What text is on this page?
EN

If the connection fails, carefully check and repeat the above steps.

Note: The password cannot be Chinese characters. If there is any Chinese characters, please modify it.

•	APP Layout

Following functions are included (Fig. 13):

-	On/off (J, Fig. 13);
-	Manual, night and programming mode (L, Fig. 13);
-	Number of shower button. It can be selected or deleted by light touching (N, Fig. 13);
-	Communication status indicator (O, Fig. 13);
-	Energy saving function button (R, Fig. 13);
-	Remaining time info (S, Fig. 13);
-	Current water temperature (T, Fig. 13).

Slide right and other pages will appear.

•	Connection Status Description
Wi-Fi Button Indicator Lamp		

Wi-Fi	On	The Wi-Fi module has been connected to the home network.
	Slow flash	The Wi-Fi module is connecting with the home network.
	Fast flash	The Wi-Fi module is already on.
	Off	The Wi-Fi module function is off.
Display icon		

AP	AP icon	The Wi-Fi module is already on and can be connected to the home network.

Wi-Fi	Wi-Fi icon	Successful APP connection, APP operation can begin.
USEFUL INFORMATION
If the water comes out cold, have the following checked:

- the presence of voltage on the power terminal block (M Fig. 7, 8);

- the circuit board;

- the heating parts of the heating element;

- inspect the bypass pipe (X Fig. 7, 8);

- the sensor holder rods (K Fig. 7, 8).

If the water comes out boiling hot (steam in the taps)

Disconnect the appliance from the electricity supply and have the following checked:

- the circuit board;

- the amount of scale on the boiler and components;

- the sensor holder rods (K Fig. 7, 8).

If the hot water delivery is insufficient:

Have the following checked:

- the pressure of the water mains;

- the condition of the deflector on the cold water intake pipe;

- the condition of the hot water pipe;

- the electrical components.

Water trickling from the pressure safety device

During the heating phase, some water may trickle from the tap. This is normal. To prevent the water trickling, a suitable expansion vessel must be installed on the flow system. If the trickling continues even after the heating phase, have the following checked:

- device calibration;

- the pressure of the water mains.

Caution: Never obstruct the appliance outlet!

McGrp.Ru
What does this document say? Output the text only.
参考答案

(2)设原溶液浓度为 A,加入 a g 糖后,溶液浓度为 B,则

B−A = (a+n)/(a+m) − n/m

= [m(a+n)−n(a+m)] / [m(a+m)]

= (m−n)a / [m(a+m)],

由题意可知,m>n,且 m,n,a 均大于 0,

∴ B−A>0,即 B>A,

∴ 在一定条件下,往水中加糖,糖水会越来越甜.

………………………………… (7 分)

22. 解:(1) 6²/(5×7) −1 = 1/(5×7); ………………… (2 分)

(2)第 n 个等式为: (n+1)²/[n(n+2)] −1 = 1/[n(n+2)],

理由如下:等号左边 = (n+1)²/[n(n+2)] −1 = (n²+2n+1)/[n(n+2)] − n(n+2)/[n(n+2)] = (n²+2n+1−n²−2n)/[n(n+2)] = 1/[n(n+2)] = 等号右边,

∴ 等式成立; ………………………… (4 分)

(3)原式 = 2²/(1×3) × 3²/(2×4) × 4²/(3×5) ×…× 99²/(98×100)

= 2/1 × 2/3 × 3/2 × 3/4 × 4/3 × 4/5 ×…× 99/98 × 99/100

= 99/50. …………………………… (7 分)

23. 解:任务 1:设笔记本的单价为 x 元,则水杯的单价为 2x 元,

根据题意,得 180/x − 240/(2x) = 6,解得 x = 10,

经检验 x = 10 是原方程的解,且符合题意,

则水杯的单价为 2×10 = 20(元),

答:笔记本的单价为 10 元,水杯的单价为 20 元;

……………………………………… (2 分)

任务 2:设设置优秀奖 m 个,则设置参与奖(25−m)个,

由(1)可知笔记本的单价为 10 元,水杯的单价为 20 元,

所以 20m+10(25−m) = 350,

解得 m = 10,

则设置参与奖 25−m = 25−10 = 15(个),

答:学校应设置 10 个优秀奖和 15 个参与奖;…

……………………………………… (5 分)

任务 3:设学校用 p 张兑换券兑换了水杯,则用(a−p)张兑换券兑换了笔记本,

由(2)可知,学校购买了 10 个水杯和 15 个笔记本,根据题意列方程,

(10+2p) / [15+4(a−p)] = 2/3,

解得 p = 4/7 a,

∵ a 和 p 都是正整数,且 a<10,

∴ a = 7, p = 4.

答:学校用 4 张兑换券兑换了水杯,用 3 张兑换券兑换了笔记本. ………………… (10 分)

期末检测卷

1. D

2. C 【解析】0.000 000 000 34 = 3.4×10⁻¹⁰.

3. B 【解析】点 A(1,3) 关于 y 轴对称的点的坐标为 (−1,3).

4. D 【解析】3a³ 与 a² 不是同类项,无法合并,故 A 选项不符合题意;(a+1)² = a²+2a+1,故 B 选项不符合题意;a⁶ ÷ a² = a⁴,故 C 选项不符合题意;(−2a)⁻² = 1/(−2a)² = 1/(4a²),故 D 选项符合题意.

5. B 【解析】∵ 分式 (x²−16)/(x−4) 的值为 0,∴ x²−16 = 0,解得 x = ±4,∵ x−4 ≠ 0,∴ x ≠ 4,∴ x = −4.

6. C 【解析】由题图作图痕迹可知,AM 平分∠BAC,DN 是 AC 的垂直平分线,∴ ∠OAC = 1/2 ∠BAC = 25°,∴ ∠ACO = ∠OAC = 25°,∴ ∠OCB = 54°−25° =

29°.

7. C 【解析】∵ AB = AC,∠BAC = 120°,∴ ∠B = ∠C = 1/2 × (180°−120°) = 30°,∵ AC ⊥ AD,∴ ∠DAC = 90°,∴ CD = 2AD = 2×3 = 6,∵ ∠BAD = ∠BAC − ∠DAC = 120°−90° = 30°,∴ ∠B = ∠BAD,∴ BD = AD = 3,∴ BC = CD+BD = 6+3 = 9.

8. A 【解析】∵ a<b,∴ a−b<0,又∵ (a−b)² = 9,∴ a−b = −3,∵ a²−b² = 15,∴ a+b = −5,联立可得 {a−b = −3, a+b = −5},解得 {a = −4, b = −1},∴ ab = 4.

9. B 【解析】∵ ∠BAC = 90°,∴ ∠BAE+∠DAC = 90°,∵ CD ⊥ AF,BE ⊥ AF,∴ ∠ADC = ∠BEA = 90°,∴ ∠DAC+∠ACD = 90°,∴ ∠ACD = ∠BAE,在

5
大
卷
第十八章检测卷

------

▸ **Challenge**:
Locate all lines that include the word "device" and copy them out.

▸ **Task result**:
Water trickling from the pressure safety device
- device calibration;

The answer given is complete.